=== Problem details ===
Extract every line below, verbatim.

● ● ● ●

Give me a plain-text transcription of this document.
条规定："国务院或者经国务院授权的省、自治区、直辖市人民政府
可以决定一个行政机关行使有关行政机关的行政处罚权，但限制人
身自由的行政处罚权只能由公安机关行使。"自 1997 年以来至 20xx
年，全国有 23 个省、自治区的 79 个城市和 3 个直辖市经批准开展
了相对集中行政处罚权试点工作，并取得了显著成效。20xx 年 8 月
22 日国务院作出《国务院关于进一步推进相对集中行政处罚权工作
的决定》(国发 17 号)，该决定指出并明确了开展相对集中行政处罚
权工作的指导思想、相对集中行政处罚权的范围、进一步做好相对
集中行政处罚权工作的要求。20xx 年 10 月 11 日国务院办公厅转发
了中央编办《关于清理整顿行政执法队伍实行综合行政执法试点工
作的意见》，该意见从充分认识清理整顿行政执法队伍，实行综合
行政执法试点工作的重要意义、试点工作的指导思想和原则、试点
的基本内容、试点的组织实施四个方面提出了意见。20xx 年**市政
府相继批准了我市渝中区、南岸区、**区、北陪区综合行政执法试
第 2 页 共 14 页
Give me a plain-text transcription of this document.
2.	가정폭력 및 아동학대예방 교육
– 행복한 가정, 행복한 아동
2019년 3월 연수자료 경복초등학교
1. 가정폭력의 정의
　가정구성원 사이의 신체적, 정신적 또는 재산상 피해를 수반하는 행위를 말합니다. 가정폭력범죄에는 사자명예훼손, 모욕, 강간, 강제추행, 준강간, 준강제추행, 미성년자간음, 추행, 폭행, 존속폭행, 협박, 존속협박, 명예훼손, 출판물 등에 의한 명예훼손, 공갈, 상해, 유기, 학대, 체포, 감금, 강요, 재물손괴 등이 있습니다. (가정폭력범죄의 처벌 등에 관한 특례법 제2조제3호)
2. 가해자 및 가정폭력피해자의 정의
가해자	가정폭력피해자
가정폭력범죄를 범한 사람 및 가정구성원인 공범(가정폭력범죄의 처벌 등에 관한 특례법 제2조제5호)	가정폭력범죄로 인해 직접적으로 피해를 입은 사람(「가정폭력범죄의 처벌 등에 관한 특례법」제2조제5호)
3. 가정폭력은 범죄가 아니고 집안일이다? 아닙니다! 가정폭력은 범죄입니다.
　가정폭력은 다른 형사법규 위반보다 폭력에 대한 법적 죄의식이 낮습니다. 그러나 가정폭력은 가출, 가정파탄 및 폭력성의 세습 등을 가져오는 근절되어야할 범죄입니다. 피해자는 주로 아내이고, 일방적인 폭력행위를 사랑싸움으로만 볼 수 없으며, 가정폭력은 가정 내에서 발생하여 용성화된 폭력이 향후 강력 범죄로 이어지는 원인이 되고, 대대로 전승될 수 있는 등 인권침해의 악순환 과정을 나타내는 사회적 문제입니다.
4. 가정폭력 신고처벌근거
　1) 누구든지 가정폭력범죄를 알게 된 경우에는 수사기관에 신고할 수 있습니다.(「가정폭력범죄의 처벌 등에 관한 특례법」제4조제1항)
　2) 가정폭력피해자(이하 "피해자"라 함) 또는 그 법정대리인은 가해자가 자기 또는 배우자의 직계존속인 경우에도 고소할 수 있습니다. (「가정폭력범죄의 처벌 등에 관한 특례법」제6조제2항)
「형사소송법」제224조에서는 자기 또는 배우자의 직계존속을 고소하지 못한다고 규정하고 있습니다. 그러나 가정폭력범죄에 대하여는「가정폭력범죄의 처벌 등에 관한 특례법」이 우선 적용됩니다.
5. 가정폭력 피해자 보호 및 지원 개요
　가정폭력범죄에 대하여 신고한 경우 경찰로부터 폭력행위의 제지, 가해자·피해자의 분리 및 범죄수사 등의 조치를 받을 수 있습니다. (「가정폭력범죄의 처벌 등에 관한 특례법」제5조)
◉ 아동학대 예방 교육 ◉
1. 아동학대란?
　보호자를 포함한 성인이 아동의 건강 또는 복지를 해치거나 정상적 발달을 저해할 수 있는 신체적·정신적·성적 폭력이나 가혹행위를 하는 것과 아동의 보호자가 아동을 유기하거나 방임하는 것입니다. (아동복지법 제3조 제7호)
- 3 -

● ● ● ●

=== Full answer ===
Give me a plain-text transcription of this document.
条规定："国务院或者经国务院授权的省、自治区、直辖市人民政府
可以决定一个行政机关行使有关行政机关的行政处罚权，但限制人
身自由的行政处罚权只能由公安机关行使。"自 1997 年以来至 20xx
年，全国有 23 个省、自治区的 79 个城市和 3 个直辖市经批准开展
了相对集中行政处罚权试点工作，并取得了显著成效。20xx 年 8 月
22 日国务院作出《国务院关于进一步推进相对集中行政处罚权工作
的决定》(国发 17 号)，该决定指出并明确了开展相对集中行政处罚
权工作的指导思想、相对集中行政处罚权的范围、进一步做好相对
集中行政处罚权工作的要求。20xx 年 10 月 11 日国务院办公厅转发
了中央编办《关于清理整顿行政执法队伍实行综合行政执法试点工
作的意见》，该意见从充分认识清理整顿行政执法队伍，实行综合
行政执法试点工作的重要意义、试点工作的指导思想和原则、试点
的基本内容、试点的组织实施四个方面提出了意见。20xx 年**市政
府相继批准了我市渝中区、南岸区、**区、北陪区综合行政执法试
第 2 页 共 14 页
Give me a plain-text transcription of this document.
2.	가정폭력 및 아동학대예방 교육
– 행복한 가정, 행복한 아동
2019년 3월 연수자료 경복초등학교
1. 가정폭력의 정의
　가정구성원 사이의 신체적, 정신적 또는 재산상 피해를 수반하는 행위를 말합니다. 가정폭력범죄에는 사자명예훼손, 모욕, 강간, 강제추행, 준강간, 준강제추행, 미성년자간음, 추행, 폭행, 존속폭행, 협박, 존속협박, 명예훼손, 출판물 등에 의한 명예훼손, 공갈, 상해, 유기, 학대, 체포, 감금, 강요, 재물손괴 등이 있습니다. (가정폭력범죄의 처벌 등에 관한 특례법 제2조제3호)
2. 가해자 및 가정폭력피해자의 정의
가해자	가정폭력피해자
가정폭력범죄를 범한 사람 및 가정구성원인 공범(가정폭력범죄의 처벌 등에 관한 특례법 제2조제5호)	가정폭력범죄로 인해 직접적으로 피해를 입은 사람(「가정폭력범죄의 처벌 등에 관한 특례법」제2조제5호)
3. 가정폭력은 범죄가 아니고 집안일이다? 아닙니다! 가정폭력은 범죄입니다.
　가정폭력은 다른 형사법규 위반보다 폭력에 대한 법적 죄의식이 낮습니다. 그러나 가정폭력은 가출, 가정파탄 및 폭력성의 세습 등을 가져오는 근절되어야할 범죄입니다. 피해자는 주로 아내이고, 일방적인 폭력행위를 사랑싸움으로만 볼 수 없으며, 가정폭력은 가정 내에서 발생하여 용성화된 폭력이 향후 강력 범죄로 이어지는 원인이 되고, 대대로 전승될 수 있는 등 인권침해의 악순환 과정을 나타내는 사회적 문제입니다.
4. 가정폭력 신고처벌근거
　1) 누구든지 가정폭력범죄를 알게 된 경우에는 수사기관에 신고할 수 있습니다.(「가정폭력범죄의 처벌 등에 관한 특례법」제4조제1항)
　2) 가정폭력피해자(이하 "피해자"라 함) 또는 그 법정대리인은 가해자가 자기 또는 배우자의 직계존속인 경우에도 고소할 수 있습니다. (「가정폭력범죄의 처벌 등에 관한 특례법」제6조제2항)
「형사소송법」제224조에서는 자기 또는 배우자의 직계존속을 고소하지 못한다고 규정하고 있습니다. 그러나 가정폭력범죄에 대하여는「가정폭력범죄의 처벌 등에 관한 특례법」이 우선 적용됩니다.
5. 가정폭력 피해자 보호 및 지원 개요
　가정폭력범죄에 대하여 신고한 경우 경찰로부터 폭력행위의 제지, 가해자·피해자의 분리 및 범죄수사 등의 조치를 받을 수 있습니다. (「가정폭력범죄의 처벌 등에 관한 특례법」제5조)
◉ 아동학대 예방 교육 ◉
1. 아동학대란?
　보호자를 포함한 성인이 아동의 건강 또는 복지를 해치거나 정상적 발달을 저해할 수 있는 신체적·정신적·성적 폭력이나 가혹행위를 하는 것과 아동의 보호자가 아동을 유기하거나 방임하는 것입니다. (아동복지법 제3조 제7호)
- 3 -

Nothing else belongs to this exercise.